Task to complete → Repeat every record below exactly, omitting any pictures.
— begin Materials provided —
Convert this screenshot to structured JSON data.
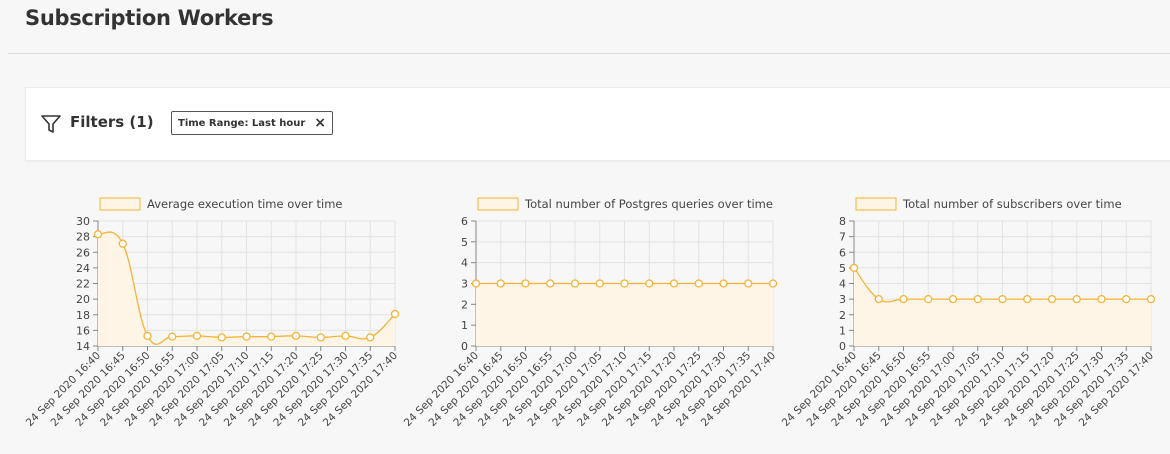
{
  "page": {
    "title": "Subscription Workers"
  },
  "filters": {
    "label": "Filters (1)",
    "chip_label": "Time Range: Last hour",
    "chip_close": "×",
    "funnel_icon": "filter-icon"
  },
  "colors": {
    "accent": "#f5b335",
    "fill": "#fef5e7",
    "grid": "#e3e3e3",
    "axis": "#888888"
  },
  "chart_data": [
    {
      "type": "area",
      "legend": "Average execution time over time",
      "categories": [
        "24 Sep 2020 16:40",
        "24 Sep 2020 16:45",
        "24 Sep 2020 16:50",
        "24 Sep 2020 16:55",
        "24 Sep 2020 17:00",
        "24 Sep 2020 17:05",
        "24 Sep 2020 17:10",
        "24 Sep 2020 17:15",
        "24 Sep 2020 17:20",
        "24 Sep 2020 17:25",
        "24 Sep 2020 17:30",
        "24 Sep 2020 17:35",
        "24 Sep 2020 17:40"
      ],
      "values": [
        28.3,
        27.1,
        15.3,
        15.2,
        15.3,
        15.1,
        15.2,
        15.2,
        15.3,
        15.1,
        15.3,
        15.1,
        18.1
      ],
      "ylim": [
        14,
        30
      ],
      "yticks": [
        14,
        16,
        18,
        20,
        22,
        24,
        26,
        28,
        30
      ],
      "grid": true,
      "legend_position": "top"
    },
    {
      "type": "area",
      "legend": "Total number of Postgres queries over time",
      "categories": [
        "24 Sep 2020 16:40",
        "24 Sep 2020 16:45",
        "24 Sep 2020 16:50",
        "24 Sep 2020 16:55",
        "24 Sep 2020 17:00",
        "24 Sep 2020 17:05",
        "24 Sep 2020 17:10",
        "24 Sep 2020 17:15",
        "24 Sep 2020 17:20",
        "24 Sep 2020 17:25",
        "24 Sep 2020 17:30",
        "24 Sep 2020 17:35",
        "24 Sep 2020 17:40"
      ],
      "values": [
        3,
        3,
        3,
        3,
        3,
        3,
        3,
        3,
        3,
        3,
        3,
        3,
        3
      ],
      "ylim": [
        0,
        6
      ],
      "yticks": [
        0,
        1,
        2,
        3,
        4,
        5,
        6
      ],
      "grid": true,
      "legend_position": "top"
    },
    {
      "type": "area",
      "legend": "Total number of subscribers over time",
      "categories": [
        "24 Sep 2020 16:40",
        "24 Sep 2020 16:45",
        "24 Sep 2020 16:50",
        "24 Sep 2020 16:55",
        "24 Sep 2020 17:00",
        "24 Sep 2020 17:05",
        "24 Sep 2020 17:10",
        "24 Sep 2020 17:15",
        "24 Sep 2020 17:20",
        "24 Sep 2020 17:25",
        "24 Sep 2020 17:30",
        "24 Sep 2020 17:35",
        "24 Sep 2020 17:40"
      ],
      "values": [
        5,
        3,
        3,
        3,
        3,
        3,
        3,
        3,
        3,
        3,
        3,
        3,
        3
      ],
      "ylim": [
        0,
        8
      ],
      "yticks": [
        0,
        1,
        2,
        3,
        4,
        5,
        6,
        7,
        8
      ],
      "grid": true,
      "legend_position": "top"
    }
  ]
}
— end Materials provided —
Output for this task →
Convert this screenshot to structured JSON data.
{
  "page": {
    "title": "Subscription Workers"
  },
  "filters": {
    "label": "Filters (1)",
    "chip_label": "Time Range: Last hour",
    "chip_close": "×",
    "funnel_icon": "filter-icon"
  },
  "colors": {
    "accent": "#f5b335",
    "fill": "#fef5e7",
    "grid": "#e3e3e3",
    "axis": "#888888"
  },
  "chart_data": [
    {
      "type": "area",
      "legend": "Average execution time over time",
      "categories": [
        "24 Sep 2020 16:40",
        "24 Sep 2020 16:45",
        "24 Sep 2020 16:50",
        "24 Sep 2020 16:55",
        "24 Sep 2020 17:00",
        "24 Sep 2020 17:05",
        "24 Sep 2020 17:10",
        "24 Sep 2020 17:15",
        "24 Sep 2020 17:20",
        "24 Sep 2020 17:25",
        "24 Sep 2020 17:30",
        "24 Sep 2020 17:35",
        "24 Sep 2020 17:40"
      ],
      "values": [
        28.3,
        27.1,
        15.3,
        15.2,
        15.3,
        15.1,
        15.2,
        15.2,
        15.3,
        15.1,
        15.3,
        15.1,
        18.1
      ],
      "ylim": [
        14,
        30
      ],
      "yticks": [
        14,
        16,
        18,
        20,
        22,
        24,
        26,
        28,
        30
      ],
      "grid": true,
      "legend_position": "top"
    },
    {
      "type": "area",
      "legend": "Total number of Postgres queries over time",
      "categories": [
        "24 Sep 2020 16:40",
        "24 Sep 2020 16:45",
        "24 Sep 2020 16:50",
        "24 Sep 2020 16:55",
        "24 Sep 2020 17:00",
        "24 Sep 2020 17:05",
        "24 Sep 2020 17:10",
        "24 Sep 2020 17:15",
        "24 Sep 2020 17:20",
        "24 Sep 2020 17:25",
        "24 Sep 2020 17:30",
        "24 Sep 2020 17:35",
        "24 Sep 2020 17:40"
      ],
      "values": [
        3,
        3,
        3,
        3,
        3,
        3,
        3,
        3,
        3,
        3,
        3,
        3,
        3
      ],
      "ylim": [
        0,
        6
      ],
      "yticks": [
        0,
        1,
        2,
        3,
        4,
        5,
        6
      ],
      "grid": true,
      "legend_position": "top"
    },
    {
      "type": "area",
      "legend": "Total number of subscribers over time",
      "categories": [
        "24 Sep 2020 16:40",
        "24 Sep 2020 16:45",
        "24 Sep 2020 16:50",
        "24 Sep 2020 16:55",
        "24 Sep 2020 17:00",
        "24 Sep 2020 17:05",
        "24 Sep 2020 17:10",
        "24 Sep 2020 17:15",
        "24 Sep 2020 17:20",
        "24 Sep 2020 17:25",
        "24 Sep 2020 17:30",
        "24 Sep 2020 17:35",
        "24 Sep 2020 17:40"
      ],
      "values": [
        5,
        3,
        3,
        3,
        3,
        3,
        3,
        3,
        3,
        3,
        3,
        3,
        3
      ],
      "ylim": [
        0,
        8
      ],
      "yticks": [
        0,
        1,
        2,
        3,
        4,
        5,
        6,
        7,
        8
      ],
      "grid": true,
      "legend_position": "top"
    }
  ]
}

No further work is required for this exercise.